"""
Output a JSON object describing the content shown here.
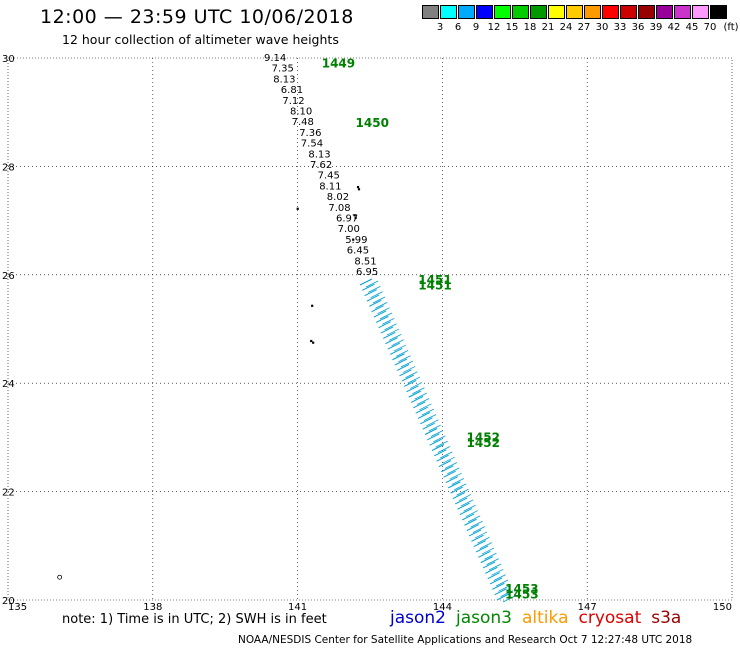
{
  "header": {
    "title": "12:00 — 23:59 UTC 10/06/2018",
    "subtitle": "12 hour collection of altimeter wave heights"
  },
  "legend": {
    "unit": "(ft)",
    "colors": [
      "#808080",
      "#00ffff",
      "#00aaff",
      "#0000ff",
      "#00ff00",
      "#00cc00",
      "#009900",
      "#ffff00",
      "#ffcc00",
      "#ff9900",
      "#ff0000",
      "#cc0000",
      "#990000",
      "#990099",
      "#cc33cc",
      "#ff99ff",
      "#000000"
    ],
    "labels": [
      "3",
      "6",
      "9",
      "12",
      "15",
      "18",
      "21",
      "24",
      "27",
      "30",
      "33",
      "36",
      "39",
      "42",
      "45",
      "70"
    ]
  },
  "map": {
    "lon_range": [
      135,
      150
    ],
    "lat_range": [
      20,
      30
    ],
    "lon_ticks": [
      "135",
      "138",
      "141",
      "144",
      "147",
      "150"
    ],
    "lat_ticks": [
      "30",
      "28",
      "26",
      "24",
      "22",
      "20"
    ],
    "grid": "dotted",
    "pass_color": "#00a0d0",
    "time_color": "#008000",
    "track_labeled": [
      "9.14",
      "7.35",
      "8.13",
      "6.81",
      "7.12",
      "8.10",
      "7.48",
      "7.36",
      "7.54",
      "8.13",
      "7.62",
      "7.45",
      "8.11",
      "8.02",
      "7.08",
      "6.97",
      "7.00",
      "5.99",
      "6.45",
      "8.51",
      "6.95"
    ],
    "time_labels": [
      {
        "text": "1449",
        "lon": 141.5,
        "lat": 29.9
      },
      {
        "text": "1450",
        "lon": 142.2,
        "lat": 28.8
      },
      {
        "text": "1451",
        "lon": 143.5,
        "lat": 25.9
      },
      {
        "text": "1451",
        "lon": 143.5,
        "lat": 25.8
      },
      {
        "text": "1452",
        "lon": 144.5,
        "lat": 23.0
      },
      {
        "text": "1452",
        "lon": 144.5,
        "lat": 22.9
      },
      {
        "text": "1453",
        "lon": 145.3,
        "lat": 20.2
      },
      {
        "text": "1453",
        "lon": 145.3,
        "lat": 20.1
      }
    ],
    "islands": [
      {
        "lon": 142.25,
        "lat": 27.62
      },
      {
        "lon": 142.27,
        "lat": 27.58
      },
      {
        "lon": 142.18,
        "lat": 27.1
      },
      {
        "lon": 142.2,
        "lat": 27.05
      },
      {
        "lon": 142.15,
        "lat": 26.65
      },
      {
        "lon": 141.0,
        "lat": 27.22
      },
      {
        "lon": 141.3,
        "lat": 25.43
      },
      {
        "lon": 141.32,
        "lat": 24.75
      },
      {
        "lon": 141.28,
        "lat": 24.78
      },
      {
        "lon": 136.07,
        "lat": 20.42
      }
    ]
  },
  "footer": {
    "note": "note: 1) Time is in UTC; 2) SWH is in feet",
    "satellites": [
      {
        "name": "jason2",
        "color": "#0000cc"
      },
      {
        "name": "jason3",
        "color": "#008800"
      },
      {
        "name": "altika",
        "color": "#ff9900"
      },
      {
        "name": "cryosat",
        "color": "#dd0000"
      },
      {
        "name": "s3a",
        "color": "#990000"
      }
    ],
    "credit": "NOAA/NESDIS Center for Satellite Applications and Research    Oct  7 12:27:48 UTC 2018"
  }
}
"""
"""
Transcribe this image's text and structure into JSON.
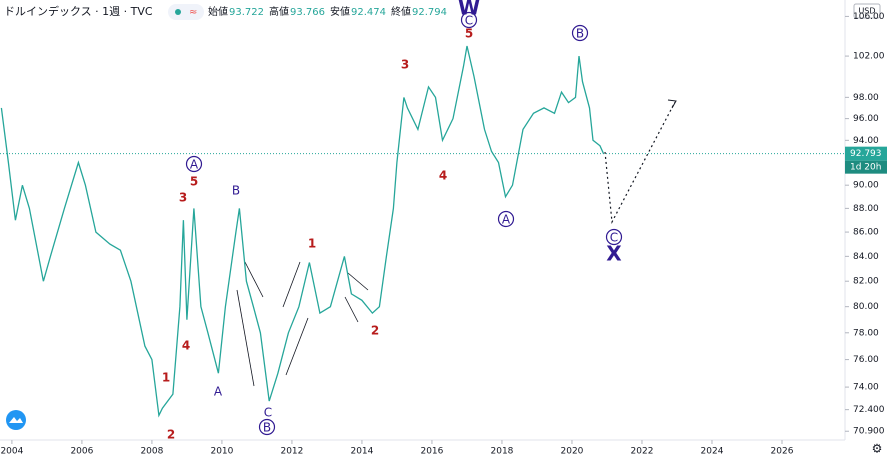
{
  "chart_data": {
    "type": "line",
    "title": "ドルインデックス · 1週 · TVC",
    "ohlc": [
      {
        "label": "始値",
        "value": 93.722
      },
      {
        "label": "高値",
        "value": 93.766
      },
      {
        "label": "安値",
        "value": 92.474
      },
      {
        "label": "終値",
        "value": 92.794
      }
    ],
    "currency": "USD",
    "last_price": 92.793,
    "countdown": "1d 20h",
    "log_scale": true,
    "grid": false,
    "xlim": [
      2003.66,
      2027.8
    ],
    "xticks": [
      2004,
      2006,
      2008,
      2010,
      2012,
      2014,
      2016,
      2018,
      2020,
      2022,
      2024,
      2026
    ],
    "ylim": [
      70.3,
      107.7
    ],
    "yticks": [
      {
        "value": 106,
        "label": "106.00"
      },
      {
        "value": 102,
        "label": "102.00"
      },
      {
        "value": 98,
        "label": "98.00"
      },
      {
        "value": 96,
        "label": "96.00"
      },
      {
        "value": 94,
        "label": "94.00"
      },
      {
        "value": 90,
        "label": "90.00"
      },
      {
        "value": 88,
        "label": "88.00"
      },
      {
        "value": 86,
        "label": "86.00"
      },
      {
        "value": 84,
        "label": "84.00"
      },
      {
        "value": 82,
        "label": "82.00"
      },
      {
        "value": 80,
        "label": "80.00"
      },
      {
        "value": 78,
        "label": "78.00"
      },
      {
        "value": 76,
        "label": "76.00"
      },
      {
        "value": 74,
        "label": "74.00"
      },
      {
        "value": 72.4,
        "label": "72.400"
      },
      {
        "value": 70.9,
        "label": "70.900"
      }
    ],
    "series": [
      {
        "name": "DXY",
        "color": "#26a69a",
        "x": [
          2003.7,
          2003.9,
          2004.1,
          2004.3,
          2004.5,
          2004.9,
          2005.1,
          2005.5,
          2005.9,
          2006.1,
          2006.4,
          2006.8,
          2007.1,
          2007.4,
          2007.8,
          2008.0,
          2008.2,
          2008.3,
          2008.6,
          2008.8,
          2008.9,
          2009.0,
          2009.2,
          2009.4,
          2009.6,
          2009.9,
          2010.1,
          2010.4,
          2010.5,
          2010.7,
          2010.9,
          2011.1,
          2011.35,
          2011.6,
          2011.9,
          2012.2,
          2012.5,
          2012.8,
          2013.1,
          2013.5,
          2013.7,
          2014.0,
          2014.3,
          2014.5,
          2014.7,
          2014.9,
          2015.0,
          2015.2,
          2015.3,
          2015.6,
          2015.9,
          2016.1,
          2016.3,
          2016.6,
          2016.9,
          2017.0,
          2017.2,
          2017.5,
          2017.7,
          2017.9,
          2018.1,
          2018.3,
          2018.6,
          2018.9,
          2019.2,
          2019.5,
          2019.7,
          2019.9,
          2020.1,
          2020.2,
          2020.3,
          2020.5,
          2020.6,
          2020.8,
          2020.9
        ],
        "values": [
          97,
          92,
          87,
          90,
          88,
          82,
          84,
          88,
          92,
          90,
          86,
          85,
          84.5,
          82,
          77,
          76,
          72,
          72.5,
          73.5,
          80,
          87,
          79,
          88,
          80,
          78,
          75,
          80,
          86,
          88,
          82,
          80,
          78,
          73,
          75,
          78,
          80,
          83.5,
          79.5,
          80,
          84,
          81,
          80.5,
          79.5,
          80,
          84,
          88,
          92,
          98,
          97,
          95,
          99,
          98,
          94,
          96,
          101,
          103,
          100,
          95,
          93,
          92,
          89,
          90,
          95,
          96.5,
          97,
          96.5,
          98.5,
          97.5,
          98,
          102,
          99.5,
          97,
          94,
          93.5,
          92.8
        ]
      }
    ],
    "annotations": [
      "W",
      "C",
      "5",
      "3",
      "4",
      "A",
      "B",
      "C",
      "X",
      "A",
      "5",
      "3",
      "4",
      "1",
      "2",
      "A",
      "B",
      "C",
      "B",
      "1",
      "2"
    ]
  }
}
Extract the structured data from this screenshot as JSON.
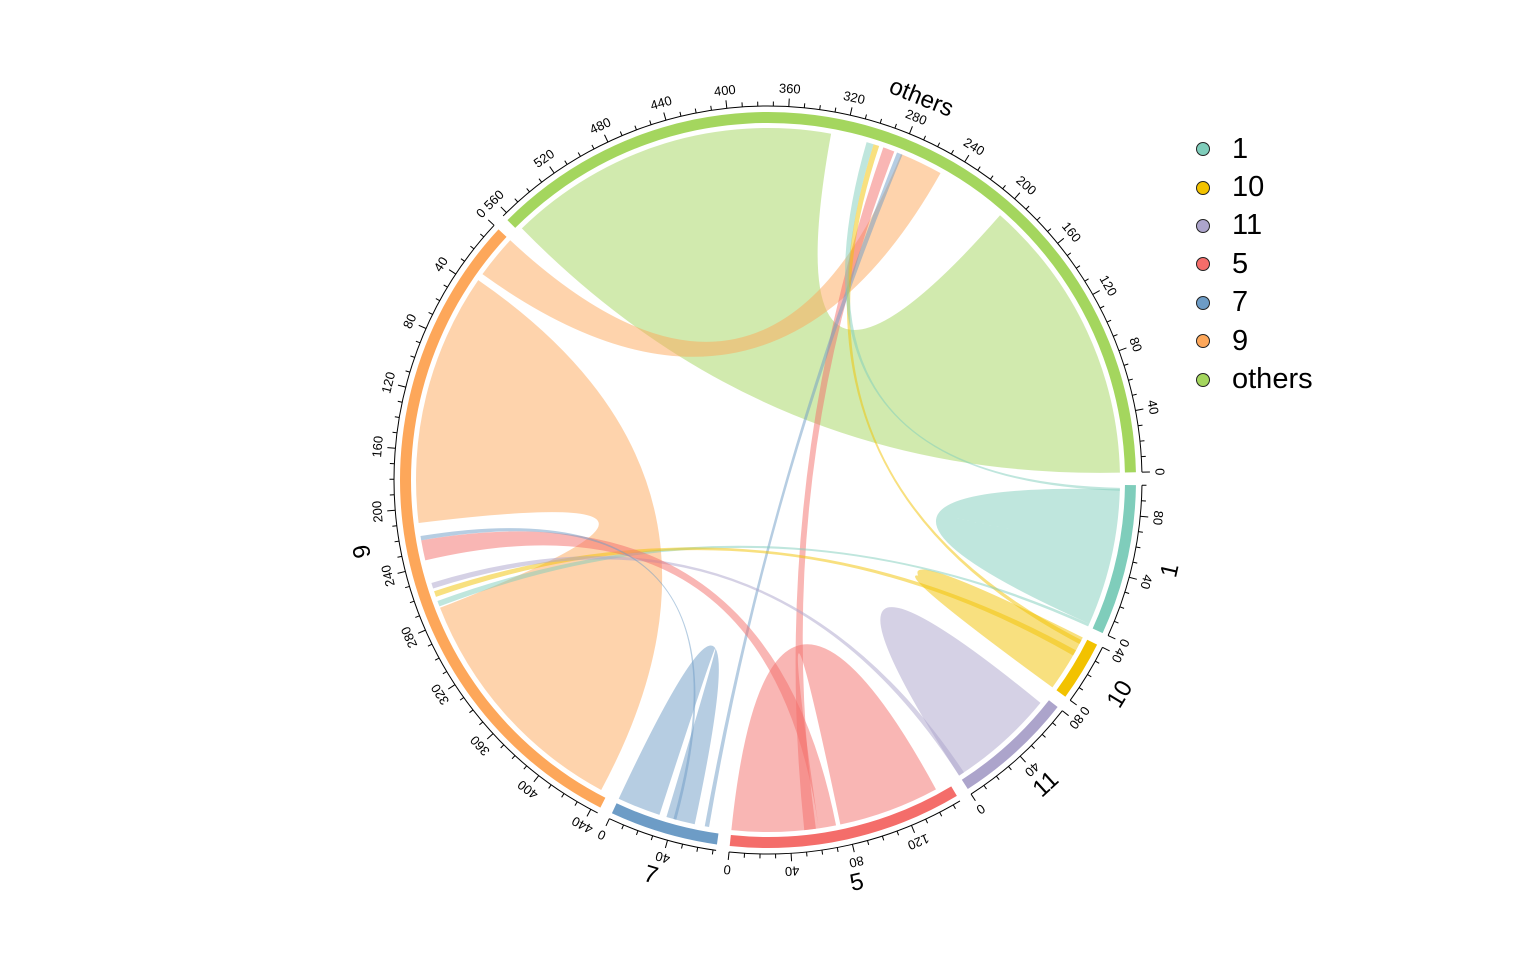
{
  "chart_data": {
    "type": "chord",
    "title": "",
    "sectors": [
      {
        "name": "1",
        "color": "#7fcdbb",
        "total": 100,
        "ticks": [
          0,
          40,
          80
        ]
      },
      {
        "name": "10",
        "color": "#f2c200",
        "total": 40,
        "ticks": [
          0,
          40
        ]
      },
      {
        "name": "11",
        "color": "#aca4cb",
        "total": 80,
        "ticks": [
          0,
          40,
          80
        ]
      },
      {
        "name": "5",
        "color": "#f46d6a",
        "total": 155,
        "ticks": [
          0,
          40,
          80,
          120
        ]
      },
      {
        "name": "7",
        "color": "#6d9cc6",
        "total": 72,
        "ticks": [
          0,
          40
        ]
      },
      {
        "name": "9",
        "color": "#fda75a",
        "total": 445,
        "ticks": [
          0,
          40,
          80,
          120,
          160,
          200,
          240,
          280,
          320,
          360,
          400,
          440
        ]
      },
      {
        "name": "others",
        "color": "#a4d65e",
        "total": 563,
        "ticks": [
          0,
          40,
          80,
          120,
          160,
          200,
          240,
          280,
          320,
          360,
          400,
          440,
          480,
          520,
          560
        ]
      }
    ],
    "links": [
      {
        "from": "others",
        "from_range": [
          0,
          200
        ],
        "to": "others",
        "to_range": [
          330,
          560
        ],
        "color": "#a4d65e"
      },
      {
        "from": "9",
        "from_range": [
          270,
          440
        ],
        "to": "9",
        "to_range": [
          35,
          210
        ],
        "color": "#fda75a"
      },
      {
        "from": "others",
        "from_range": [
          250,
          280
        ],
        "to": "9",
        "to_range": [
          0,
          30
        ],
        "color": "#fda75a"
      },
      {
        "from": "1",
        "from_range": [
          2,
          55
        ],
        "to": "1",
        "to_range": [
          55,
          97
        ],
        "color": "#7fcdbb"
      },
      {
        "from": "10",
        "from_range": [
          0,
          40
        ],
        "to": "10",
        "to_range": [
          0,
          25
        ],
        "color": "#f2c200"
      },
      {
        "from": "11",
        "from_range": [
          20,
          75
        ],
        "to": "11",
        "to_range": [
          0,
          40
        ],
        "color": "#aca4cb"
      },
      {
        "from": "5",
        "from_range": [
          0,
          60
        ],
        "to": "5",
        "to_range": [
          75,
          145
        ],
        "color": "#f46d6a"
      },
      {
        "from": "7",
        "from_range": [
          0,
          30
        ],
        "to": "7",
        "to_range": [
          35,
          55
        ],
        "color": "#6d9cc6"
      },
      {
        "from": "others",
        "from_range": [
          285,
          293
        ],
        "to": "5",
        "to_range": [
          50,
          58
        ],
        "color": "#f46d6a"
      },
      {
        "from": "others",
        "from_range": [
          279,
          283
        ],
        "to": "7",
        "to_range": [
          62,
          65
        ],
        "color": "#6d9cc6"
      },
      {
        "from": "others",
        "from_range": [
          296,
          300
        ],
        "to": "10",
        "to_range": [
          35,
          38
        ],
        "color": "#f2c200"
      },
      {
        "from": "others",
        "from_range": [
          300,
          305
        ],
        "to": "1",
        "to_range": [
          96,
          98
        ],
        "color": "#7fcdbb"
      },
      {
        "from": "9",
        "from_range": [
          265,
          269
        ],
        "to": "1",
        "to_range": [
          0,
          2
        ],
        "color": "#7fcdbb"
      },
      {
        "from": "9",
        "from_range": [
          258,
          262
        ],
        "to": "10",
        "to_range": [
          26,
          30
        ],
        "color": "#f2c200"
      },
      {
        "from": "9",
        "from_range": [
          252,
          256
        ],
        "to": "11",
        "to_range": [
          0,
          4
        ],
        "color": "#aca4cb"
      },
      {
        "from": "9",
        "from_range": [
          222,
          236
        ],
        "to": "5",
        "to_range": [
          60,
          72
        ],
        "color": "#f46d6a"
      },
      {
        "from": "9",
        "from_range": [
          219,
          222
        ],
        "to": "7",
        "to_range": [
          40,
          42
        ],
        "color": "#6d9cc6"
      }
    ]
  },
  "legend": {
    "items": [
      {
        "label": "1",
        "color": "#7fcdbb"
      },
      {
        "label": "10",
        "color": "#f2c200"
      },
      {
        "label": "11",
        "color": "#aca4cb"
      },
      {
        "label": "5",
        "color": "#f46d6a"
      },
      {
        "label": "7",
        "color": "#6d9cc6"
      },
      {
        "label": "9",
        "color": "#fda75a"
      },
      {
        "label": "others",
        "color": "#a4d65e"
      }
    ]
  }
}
"""
_AIM OF THE EXERCISE:_ For each line in the data above that contains the string "JSON", extract the line.

_RESPONSE:_
Output a JSON object describing the content shown here.
Transcribe this image's text and structure into JSON.
Extract the structured data from this screenshot as JSON.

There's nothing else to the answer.